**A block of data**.

►

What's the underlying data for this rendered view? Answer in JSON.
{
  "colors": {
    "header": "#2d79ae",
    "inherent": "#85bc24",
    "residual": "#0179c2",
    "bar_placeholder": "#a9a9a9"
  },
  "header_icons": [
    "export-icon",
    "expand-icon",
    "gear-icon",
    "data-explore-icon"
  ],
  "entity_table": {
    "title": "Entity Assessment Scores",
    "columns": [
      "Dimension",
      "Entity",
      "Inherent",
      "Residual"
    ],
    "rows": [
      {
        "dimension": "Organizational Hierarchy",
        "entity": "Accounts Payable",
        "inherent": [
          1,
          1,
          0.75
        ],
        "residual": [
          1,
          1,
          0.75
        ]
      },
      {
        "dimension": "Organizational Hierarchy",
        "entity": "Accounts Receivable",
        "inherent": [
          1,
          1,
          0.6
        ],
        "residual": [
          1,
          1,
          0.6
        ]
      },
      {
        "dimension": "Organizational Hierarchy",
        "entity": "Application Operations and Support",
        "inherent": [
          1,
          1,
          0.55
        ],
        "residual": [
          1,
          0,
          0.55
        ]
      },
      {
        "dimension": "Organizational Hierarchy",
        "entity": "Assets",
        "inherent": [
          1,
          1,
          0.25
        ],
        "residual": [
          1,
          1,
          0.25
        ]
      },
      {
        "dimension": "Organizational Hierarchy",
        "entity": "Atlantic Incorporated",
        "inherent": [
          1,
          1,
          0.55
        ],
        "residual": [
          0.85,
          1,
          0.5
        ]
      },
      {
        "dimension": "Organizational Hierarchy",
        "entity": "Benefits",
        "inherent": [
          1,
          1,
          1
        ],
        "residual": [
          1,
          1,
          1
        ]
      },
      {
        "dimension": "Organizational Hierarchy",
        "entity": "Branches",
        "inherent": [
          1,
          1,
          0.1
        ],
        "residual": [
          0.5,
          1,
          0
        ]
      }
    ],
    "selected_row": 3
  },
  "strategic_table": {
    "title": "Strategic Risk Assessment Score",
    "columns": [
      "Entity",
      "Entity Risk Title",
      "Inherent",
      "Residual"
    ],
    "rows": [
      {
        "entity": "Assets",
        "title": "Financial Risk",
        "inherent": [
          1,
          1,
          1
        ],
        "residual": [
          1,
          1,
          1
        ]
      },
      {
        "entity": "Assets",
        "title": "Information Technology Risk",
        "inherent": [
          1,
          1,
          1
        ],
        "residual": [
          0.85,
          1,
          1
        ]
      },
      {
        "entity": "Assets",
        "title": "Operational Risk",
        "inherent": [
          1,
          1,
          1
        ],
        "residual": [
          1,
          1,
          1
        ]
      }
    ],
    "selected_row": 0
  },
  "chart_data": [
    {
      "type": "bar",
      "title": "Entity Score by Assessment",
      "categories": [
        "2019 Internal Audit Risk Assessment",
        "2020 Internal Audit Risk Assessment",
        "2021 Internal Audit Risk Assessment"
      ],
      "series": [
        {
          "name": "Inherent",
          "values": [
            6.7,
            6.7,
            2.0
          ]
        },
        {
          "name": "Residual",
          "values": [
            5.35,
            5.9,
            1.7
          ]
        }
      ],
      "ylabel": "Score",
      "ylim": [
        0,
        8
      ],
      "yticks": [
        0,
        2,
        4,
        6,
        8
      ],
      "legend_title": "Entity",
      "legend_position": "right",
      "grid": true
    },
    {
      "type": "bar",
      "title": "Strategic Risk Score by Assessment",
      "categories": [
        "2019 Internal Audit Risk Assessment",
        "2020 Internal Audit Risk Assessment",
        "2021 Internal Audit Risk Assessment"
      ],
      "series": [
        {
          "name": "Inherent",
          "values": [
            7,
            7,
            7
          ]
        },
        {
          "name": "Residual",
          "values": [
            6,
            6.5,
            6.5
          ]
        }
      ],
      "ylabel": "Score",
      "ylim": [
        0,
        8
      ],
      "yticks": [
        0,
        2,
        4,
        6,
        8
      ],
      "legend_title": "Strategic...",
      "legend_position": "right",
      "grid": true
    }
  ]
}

◄

Return every line above in which the string "Accounts" occurs.

**ANSWER TO THIS TASK**.
        "entity": "Accounts Payable",
        "entity": "Accounts Receivable",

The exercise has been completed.